Task goal.
Pick out every line of the entries below where "художественного" occurs, and copy those lines.

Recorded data
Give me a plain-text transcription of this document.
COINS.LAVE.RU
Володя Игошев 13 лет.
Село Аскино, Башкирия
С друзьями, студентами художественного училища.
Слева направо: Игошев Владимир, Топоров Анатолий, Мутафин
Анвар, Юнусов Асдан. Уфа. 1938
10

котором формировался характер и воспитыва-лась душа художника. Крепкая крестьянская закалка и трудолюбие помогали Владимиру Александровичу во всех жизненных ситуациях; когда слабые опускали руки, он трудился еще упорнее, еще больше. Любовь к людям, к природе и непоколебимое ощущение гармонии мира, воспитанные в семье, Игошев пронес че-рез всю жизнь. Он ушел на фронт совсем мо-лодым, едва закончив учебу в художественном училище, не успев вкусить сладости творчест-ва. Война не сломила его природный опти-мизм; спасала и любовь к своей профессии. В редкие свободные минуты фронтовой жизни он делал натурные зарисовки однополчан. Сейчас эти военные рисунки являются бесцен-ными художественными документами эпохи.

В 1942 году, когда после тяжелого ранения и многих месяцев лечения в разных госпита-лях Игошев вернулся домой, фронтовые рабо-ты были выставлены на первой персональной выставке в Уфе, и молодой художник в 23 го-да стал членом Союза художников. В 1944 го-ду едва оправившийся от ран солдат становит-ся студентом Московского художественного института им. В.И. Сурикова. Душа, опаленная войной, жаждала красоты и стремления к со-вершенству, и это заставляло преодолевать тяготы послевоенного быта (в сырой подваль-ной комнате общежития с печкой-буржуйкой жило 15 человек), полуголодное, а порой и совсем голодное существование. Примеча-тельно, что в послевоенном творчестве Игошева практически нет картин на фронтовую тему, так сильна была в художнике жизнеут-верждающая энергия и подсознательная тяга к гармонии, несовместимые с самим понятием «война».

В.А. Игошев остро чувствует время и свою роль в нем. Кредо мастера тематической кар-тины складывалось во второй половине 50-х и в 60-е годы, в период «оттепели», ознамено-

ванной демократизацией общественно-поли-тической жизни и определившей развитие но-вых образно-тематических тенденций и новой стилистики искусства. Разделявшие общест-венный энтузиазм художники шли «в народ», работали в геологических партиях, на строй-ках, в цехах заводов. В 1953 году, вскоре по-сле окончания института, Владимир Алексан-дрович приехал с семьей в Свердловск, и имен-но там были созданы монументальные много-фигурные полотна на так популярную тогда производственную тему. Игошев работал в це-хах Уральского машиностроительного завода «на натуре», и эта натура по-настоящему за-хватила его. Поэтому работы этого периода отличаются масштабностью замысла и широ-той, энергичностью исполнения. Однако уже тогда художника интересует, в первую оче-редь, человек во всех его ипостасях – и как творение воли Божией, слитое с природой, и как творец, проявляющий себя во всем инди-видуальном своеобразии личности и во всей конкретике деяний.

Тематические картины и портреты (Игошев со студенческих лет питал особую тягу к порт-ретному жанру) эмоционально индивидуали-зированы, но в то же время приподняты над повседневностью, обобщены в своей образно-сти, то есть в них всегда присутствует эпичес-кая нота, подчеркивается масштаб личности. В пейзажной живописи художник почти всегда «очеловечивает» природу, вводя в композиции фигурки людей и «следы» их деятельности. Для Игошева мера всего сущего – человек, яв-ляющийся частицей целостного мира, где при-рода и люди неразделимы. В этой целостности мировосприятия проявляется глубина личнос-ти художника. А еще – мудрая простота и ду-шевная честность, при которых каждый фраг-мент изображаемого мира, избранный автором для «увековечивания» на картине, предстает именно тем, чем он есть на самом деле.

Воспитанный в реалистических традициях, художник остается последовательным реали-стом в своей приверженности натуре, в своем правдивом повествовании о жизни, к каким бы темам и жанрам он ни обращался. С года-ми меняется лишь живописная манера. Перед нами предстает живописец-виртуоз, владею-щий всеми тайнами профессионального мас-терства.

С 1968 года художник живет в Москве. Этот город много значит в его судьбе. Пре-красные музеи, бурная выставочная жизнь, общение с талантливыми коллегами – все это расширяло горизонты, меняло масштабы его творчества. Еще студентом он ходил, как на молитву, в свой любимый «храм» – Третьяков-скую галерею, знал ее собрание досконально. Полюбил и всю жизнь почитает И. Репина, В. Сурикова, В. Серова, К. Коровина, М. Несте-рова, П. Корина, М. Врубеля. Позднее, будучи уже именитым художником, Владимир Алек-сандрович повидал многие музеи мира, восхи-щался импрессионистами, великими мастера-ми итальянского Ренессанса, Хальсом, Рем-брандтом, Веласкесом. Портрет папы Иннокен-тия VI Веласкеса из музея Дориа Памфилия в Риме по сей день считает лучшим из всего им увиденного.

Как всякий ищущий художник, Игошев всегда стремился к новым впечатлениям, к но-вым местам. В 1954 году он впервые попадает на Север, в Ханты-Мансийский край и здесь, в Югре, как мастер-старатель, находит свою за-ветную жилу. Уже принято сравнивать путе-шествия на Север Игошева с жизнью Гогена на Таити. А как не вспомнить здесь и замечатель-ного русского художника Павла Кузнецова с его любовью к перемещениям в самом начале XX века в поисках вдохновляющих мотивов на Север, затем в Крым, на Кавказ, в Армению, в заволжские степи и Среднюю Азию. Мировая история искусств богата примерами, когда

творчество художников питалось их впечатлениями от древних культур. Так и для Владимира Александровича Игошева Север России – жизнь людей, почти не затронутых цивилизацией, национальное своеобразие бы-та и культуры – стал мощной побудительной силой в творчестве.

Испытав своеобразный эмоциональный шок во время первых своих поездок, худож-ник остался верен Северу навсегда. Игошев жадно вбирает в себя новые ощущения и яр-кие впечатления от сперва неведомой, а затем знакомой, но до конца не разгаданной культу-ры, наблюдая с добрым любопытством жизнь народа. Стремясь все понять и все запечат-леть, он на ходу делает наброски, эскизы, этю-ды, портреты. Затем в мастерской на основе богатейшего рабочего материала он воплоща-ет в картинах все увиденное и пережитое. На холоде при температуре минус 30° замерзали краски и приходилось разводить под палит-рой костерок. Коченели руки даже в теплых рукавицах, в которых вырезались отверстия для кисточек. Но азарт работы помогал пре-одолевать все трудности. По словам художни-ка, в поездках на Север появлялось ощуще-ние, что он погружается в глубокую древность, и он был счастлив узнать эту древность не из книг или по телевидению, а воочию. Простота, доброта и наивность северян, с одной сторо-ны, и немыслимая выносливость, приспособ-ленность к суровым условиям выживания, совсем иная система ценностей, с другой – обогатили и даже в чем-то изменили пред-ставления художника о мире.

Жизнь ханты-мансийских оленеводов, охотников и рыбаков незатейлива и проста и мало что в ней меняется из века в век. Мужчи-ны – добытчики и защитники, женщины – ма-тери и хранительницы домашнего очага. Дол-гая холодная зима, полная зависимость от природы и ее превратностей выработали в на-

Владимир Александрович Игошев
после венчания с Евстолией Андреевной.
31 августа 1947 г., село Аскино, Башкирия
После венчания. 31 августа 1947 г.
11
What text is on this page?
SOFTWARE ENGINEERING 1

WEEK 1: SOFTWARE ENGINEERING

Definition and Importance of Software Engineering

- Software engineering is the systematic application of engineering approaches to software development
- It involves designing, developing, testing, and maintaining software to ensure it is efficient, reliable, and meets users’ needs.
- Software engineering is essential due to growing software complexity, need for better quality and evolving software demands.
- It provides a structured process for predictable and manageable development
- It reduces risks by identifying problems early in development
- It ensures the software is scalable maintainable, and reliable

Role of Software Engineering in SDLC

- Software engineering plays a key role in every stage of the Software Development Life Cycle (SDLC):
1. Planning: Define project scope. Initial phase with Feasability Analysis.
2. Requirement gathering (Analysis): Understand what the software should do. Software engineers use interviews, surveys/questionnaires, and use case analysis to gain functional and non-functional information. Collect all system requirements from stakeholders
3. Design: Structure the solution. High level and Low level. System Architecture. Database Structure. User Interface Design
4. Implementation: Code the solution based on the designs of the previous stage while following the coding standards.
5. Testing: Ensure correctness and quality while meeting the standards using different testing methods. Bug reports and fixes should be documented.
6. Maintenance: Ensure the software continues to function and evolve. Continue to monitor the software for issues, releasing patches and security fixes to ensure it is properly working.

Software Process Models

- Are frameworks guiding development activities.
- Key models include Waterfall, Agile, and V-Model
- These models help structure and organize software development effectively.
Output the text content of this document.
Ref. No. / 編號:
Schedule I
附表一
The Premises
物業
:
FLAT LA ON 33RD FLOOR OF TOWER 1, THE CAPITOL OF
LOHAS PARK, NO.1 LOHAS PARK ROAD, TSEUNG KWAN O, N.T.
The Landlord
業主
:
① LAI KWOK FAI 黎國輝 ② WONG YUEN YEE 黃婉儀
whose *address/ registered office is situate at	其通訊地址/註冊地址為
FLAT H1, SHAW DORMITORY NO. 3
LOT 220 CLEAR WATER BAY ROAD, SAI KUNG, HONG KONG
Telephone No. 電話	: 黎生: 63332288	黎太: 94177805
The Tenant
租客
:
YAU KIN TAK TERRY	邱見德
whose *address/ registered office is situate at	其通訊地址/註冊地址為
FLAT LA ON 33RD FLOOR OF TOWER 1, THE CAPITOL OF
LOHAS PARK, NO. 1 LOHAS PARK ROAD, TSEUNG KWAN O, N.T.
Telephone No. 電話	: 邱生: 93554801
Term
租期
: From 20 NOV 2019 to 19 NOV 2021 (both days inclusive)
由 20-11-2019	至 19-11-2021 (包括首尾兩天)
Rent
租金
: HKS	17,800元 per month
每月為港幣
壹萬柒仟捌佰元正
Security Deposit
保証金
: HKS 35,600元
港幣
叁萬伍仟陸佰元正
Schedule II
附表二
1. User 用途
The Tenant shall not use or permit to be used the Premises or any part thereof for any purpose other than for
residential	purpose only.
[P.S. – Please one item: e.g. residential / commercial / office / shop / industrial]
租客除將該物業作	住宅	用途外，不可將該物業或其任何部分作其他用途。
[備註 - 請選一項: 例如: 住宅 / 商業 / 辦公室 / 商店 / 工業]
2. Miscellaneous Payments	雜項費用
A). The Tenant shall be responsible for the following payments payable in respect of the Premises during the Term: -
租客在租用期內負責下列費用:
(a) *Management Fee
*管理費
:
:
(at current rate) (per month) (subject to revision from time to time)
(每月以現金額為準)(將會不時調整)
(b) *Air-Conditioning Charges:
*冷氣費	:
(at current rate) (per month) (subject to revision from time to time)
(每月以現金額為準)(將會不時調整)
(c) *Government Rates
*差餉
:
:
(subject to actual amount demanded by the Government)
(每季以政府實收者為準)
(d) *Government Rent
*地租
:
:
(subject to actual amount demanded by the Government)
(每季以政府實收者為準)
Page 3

Answer to this problem.
С друзьями, студентами художественного училища.
В 1942 году, когда после тяжелого ранения и многих месяцев лечения в разных госпита-лях Игошев вернулся домой, фронтовые рабо-ты были выставлены на первой персональной выставке в Уфе, и молодой художник в 23 го-да стал членом Союза художников. В 1944 го-ду едва оправившийся от ран солдат становит-ся студентом Московского художественного института им. В.И. Сурикова. Душа, опаленная войной, жаждала красоты и стремления к со-вершенству, и это заставляло преодолевать тяготы послевоенного быта (в сырой подваль-ной комнате общежития с печкой-буржуйкой жило 15 человек), полуголодное, а порой и совсем голодное существование. Примеча-тельно, что в послевоенном творчестве Игошева практически нет картин на фронтовую тему, так сильна была в художнике жизнеут-верждающая энергия и подсознательная тяга к гармонии, несовместимые с самим понятием «война».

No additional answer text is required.